◆ Materials provided

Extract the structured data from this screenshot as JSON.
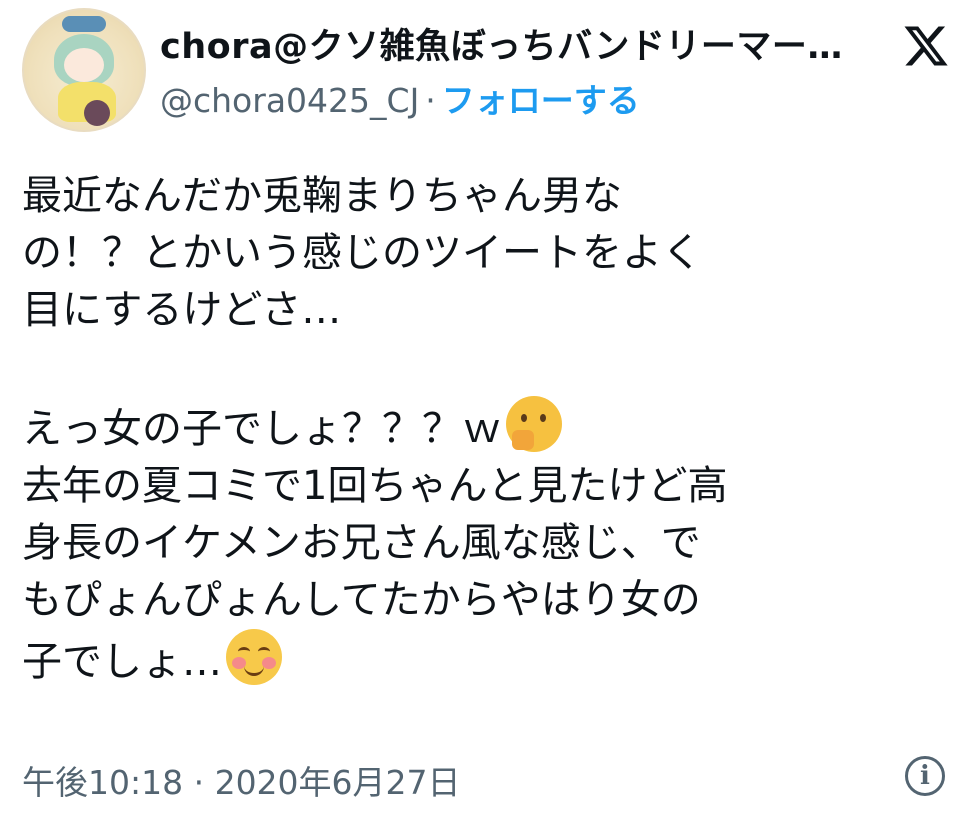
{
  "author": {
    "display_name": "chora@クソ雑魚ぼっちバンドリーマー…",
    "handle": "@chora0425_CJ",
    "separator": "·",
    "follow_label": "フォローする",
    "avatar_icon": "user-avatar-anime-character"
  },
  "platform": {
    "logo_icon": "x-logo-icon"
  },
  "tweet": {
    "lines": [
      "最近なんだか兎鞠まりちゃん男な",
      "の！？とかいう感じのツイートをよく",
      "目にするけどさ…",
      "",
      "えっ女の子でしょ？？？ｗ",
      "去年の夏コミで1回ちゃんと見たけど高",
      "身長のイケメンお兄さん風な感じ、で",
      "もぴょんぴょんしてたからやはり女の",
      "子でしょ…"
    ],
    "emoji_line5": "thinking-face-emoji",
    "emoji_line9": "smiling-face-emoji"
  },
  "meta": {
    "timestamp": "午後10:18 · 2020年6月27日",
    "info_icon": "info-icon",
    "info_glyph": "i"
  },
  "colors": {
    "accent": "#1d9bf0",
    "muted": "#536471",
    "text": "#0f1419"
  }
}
==
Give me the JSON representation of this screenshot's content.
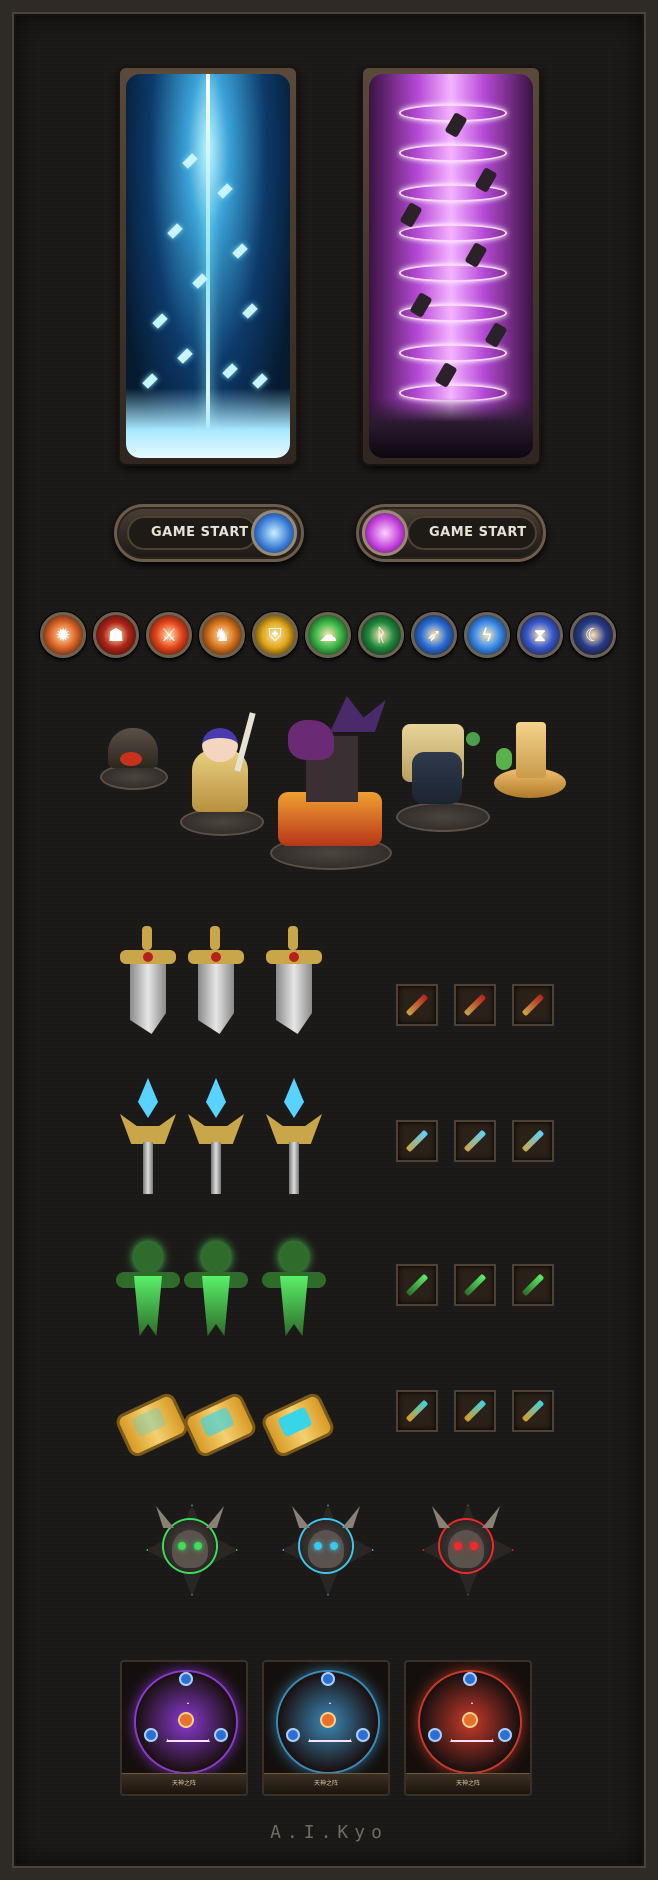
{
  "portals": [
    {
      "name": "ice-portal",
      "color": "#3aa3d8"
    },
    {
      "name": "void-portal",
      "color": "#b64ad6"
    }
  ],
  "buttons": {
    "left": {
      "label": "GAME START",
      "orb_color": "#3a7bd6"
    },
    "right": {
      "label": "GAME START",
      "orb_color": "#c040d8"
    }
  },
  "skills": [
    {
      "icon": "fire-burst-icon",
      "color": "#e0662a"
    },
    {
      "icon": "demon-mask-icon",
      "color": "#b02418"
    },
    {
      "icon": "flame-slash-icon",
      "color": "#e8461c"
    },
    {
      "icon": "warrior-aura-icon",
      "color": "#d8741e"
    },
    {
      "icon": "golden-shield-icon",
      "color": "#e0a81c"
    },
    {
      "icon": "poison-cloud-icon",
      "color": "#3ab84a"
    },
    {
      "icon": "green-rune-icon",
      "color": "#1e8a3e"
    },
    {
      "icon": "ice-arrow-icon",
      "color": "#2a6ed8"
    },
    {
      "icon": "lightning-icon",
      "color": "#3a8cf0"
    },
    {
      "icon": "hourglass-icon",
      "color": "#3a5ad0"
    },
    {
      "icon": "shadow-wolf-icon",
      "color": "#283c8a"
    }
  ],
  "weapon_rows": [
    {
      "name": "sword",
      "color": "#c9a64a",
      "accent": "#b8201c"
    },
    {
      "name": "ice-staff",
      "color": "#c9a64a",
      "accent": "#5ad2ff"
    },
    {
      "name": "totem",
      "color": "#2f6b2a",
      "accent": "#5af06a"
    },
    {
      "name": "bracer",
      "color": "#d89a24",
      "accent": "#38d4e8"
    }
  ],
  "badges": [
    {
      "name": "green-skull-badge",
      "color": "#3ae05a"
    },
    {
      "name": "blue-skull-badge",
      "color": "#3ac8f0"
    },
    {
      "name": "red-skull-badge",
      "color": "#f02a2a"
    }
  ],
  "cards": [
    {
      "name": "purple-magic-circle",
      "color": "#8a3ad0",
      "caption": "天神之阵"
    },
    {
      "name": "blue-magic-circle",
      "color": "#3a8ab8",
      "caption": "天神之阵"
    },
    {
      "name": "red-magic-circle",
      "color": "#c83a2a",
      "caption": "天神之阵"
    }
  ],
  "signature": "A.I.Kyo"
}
==
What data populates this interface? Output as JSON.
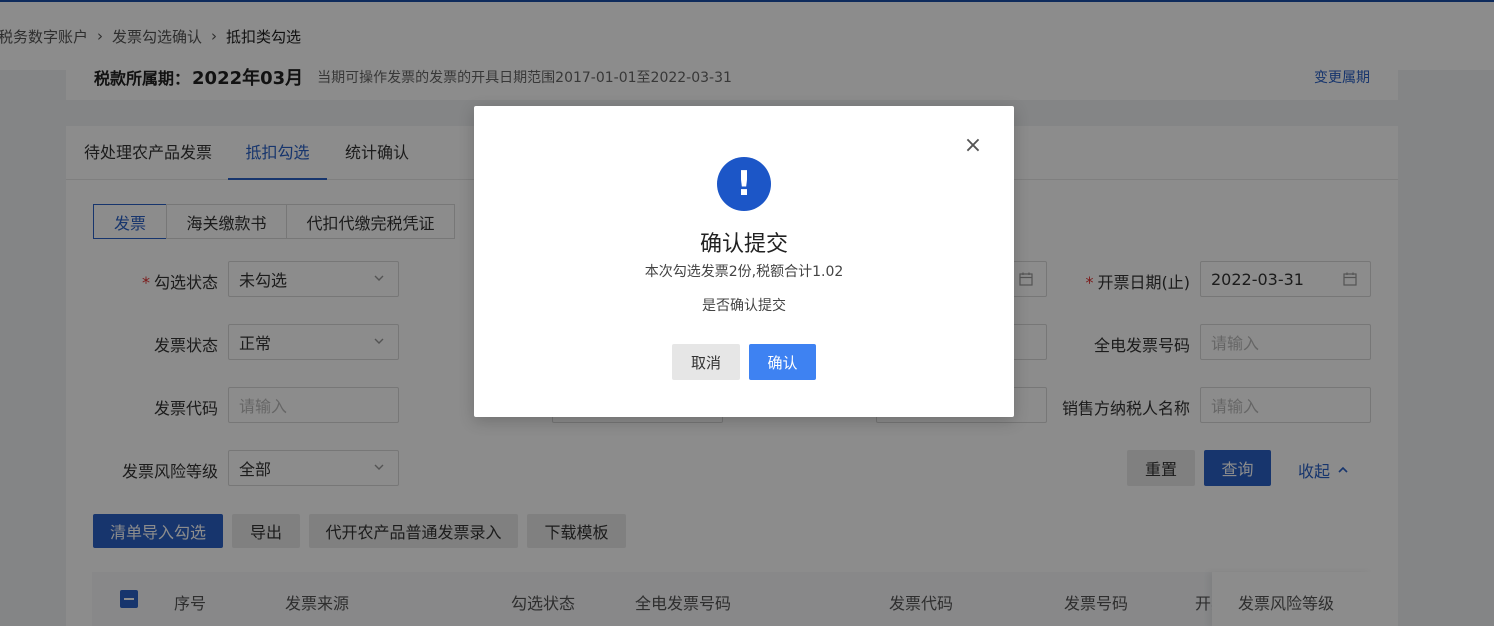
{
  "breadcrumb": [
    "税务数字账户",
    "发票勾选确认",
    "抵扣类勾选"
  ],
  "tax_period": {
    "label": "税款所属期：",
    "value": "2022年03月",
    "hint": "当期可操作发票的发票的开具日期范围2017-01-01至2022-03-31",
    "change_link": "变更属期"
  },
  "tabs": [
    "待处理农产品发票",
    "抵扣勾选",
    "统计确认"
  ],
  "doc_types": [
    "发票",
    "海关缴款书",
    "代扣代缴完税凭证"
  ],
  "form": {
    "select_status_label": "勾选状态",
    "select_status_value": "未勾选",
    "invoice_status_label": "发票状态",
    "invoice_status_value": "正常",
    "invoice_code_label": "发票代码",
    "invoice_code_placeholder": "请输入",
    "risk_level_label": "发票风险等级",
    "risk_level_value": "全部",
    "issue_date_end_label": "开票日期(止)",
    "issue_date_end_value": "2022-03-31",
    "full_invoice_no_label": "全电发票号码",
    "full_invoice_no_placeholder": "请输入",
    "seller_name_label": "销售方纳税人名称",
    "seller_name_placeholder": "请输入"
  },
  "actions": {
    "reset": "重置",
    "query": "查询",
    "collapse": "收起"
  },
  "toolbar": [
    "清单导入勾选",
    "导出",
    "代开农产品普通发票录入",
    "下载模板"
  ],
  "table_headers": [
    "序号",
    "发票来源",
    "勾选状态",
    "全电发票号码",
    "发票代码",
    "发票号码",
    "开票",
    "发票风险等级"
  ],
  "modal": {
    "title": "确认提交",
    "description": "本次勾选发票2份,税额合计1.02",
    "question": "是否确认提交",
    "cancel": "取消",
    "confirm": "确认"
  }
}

◆ Direction
Extract, from the material above, each line holding the word "data".

◆ The result
Extract the structured data from this screenshot as JSON.
What data populates this interface? Output as JSON.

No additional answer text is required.